__PROBLEM REQUIREMENTS__
Copy every line from the data below in which the string "Mawarra" can be found.

__LISTING__

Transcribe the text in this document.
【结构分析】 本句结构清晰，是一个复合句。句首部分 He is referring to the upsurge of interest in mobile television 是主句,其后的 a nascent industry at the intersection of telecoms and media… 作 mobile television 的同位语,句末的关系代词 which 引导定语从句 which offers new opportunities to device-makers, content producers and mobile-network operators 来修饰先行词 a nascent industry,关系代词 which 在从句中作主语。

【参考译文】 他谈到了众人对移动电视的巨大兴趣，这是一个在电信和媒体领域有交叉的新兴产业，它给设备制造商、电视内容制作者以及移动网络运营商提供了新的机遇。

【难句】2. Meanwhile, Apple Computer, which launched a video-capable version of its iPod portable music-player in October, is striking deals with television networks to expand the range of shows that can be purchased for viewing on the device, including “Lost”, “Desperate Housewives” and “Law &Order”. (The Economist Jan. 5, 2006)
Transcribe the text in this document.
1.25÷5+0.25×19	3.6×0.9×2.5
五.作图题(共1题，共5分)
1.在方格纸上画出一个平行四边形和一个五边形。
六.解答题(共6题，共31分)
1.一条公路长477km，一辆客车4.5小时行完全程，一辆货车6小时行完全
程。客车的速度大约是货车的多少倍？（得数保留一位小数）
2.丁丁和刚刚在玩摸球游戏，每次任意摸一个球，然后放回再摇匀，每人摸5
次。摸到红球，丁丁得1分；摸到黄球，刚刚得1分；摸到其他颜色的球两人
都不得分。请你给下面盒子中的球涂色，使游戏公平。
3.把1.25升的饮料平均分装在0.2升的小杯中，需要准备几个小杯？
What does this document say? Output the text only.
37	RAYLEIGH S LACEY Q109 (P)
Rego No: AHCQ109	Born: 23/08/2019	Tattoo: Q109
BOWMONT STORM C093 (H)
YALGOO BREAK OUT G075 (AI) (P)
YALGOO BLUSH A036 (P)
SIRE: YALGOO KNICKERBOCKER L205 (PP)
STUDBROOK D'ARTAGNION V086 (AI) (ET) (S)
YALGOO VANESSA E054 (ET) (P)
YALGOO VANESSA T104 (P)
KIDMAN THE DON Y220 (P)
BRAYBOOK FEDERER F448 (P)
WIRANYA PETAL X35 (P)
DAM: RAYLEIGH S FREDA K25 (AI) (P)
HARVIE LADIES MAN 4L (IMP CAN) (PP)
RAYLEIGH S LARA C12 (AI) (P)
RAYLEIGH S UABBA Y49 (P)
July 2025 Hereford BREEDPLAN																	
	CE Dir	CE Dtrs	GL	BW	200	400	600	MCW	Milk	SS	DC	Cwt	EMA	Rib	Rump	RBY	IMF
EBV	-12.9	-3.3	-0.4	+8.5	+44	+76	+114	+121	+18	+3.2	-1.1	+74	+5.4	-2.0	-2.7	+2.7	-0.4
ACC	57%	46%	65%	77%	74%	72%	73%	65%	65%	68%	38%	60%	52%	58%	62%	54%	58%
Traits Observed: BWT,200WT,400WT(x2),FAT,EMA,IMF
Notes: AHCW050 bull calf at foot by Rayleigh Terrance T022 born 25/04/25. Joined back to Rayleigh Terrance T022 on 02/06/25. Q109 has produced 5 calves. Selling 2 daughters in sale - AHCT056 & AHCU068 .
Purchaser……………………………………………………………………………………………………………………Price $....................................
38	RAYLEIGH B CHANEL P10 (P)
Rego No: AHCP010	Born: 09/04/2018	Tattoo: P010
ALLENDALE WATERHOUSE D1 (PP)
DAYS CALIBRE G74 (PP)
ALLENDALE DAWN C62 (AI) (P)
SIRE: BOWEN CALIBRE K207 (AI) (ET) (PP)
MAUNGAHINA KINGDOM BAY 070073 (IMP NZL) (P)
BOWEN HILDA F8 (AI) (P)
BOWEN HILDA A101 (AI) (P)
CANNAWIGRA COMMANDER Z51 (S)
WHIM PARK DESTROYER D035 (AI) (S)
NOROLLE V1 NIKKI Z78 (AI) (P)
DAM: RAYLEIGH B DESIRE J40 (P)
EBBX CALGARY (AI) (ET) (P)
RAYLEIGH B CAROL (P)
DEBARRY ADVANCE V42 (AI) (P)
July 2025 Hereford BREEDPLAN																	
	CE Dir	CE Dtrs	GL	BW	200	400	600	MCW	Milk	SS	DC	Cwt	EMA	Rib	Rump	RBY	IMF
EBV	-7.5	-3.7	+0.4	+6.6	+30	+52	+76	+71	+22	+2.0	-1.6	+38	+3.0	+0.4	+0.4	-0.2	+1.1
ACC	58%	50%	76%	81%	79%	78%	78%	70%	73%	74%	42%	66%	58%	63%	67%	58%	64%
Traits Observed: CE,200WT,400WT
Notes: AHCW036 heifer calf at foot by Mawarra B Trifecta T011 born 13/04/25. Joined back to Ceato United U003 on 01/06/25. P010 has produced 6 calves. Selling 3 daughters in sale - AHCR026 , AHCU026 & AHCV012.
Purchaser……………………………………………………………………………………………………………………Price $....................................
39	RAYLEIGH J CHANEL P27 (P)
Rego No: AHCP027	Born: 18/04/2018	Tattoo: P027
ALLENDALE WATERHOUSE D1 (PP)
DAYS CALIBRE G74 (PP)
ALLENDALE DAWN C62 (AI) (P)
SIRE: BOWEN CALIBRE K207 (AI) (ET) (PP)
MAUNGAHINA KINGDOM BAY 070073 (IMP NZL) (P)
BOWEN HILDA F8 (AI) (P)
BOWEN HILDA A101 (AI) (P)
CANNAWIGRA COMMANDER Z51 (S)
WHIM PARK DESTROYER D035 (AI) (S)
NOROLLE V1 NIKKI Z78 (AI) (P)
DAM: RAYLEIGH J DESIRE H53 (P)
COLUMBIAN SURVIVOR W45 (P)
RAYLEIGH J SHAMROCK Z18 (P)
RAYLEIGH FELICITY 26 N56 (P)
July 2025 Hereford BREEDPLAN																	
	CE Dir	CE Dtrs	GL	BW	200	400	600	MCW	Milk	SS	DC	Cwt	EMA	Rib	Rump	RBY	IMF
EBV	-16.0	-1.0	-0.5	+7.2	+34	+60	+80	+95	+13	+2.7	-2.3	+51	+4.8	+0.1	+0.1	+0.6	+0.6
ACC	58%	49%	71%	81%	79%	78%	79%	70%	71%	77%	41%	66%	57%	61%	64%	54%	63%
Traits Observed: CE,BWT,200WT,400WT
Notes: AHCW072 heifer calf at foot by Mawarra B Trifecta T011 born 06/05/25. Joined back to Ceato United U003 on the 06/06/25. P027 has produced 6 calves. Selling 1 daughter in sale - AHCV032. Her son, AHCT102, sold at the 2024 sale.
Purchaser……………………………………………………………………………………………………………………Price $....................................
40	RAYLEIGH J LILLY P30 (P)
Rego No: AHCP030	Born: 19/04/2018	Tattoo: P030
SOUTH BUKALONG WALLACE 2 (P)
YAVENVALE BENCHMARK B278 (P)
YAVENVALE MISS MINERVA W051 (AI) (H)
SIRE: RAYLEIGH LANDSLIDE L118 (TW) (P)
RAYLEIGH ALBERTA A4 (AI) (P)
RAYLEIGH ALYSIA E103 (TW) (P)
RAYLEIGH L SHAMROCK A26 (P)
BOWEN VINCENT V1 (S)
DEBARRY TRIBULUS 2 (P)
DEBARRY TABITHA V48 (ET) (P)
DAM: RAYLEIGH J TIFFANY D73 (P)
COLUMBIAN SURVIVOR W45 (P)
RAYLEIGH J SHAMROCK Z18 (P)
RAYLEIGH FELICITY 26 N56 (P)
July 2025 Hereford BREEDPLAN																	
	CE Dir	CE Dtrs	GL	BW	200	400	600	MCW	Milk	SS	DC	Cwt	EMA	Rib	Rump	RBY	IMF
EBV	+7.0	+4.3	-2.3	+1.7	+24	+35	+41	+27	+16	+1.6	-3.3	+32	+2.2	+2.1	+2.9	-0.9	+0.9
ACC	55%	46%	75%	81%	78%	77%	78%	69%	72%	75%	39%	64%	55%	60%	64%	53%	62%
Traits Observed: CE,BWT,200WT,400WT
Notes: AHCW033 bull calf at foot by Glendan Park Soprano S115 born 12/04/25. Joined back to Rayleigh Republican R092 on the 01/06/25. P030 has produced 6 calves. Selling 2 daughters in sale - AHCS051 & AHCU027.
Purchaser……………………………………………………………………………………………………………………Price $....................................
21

__ANSWER TO THIS PROBLEM__
Notes: AHCW036 heifer calf at foot by Mawarra B Trifecta T011 born 13/04/25. Joined back to Ceato United U003 on 01/06/25. P010 has produced 6 calves. Selling 3 daughters in sale - AHCR026 , AHCU026 & AHCV012.
Notes: AHCW072 heifer calf at foot by Mawarra B Trifecta T011 born 06/05/25. Joined back to Ceato United U003 on the 06/06/25. P027 has produced 6 calves. Selling 1 daughter in sale - AHCV032. Her son, AHCT102, sold at the 2024 sale.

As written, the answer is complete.